**Information given:**

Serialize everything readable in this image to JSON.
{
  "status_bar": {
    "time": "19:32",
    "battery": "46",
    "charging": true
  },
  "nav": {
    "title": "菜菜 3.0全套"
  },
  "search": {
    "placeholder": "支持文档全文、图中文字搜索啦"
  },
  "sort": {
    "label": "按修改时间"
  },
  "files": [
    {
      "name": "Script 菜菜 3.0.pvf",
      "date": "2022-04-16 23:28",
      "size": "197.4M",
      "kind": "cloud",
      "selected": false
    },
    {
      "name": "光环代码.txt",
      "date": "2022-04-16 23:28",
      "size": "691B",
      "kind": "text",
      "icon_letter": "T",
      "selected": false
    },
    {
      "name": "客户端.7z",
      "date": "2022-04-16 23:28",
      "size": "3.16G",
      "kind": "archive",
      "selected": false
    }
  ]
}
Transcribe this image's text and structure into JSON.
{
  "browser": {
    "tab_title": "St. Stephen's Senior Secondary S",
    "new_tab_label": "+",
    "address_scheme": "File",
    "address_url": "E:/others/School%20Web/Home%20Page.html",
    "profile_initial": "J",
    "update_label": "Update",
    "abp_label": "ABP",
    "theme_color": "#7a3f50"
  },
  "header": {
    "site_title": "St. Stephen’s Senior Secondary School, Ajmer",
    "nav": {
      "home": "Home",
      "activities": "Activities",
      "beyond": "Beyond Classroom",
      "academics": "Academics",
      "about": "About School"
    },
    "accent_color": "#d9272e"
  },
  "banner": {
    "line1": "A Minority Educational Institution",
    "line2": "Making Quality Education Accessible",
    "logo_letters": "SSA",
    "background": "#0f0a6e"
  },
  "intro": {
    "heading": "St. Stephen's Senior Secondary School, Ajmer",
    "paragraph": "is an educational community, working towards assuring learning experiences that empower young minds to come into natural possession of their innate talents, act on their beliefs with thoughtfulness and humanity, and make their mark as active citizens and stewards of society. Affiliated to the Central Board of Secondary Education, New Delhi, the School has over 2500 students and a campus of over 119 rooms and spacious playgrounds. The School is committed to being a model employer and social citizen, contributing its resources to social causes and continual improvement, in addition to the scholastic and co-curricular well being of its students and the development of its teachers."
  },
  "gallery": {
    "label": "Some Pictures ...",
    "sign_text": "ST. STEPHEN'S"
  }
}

**Brief:**
All of the data needs to be reproduced exactly, with no line missing.

**Solved problem:**
Serialize everything readable in this image to JSON.
{
  "status_bar": {
    "time": "19:32",
    "battery": "46",
    "charging": true
  },
  "nav": {
    "title": "菜菜 3.0全套"
  },
  "search": {
    "placeholder": "支持文档全文、图中文字搜索啦"
  },
  "sort": {
    "label": "按修改时间"
  },
  "files": [
    {
      "name": "Script 菜菜 3.0.pvf",
      "date": "2022-04-16 23:28",
      "size": "197.4M",
      "kind": "cloud",
      "selected": false
    },
    {
      "name": "光环代码.txt",
      "date": "2022-04-16 23:28",
      "size": "691B",
      "kind": "text",
      "icon_letter": "T",
      "selected": false
    },
    {
      "name": "客户端.7z",
      "date": "2022-04-16 23:28",
      "size": "3.16G",
      "kind": "archive",
      "selected": false
    }
  ]
}
Transcribe this image's text and structure into JSON.
{
  "browser": {
    "tab_title": "St. Stephen's Senior Secondary S",
    "new_tab_label": "+",
    "address_scheme": "File",
    "address_url": "E:/others/School%20Web/Home%20Page.html",
    "profile_initial": "J",
    "update_label": "Update",
    "abp_label": "ABP",
    "theme_color": "#7a3f50"
  },
  "header": {
    "site_title": "St. Stephen’s Senior Secondary School, Ajmer",
    "nav": {
      "home": "Home",
      "activities": "Activities",
      "beyond": "Beyond Classroom",
      "academics": "Academics",
      "about": "About School"
    },
    "accent_color": "#d9272e"
  },
  "banner": {
    "line1": "A Minority Educational Institution",
    "line2": "Making Quality Education Accessible",
    "logo_letters": "SSA",
    "background": "#0f0a6e"
  },
  "intro": {
    "heading": "St. Stephen's Senior Secondary School, Ajmer",
    "paragraph": "is an educational community, working towards assuring learning experiences that empower young minds to come into natural possession of their innate talents, act on their beliefs with thoughtfulness and humanity, and make their mark as active citizens and stewards of society. Affiliated to the Central Board of Secondary Education, New Delhi, the School has over 2500 students and a campus of over 119 rooms and spacious playgrounds. The School is committed to being a model employer and social citizen, contributing its resources to social causes and continual improvement, in addition to the scholastic and co-curricular well being of its students and the development of its teachers."
  },
  "gallery": {
    "label": "Some Pictures ...",
    "sign_text": "ST. STEPHEN'S"
  }
}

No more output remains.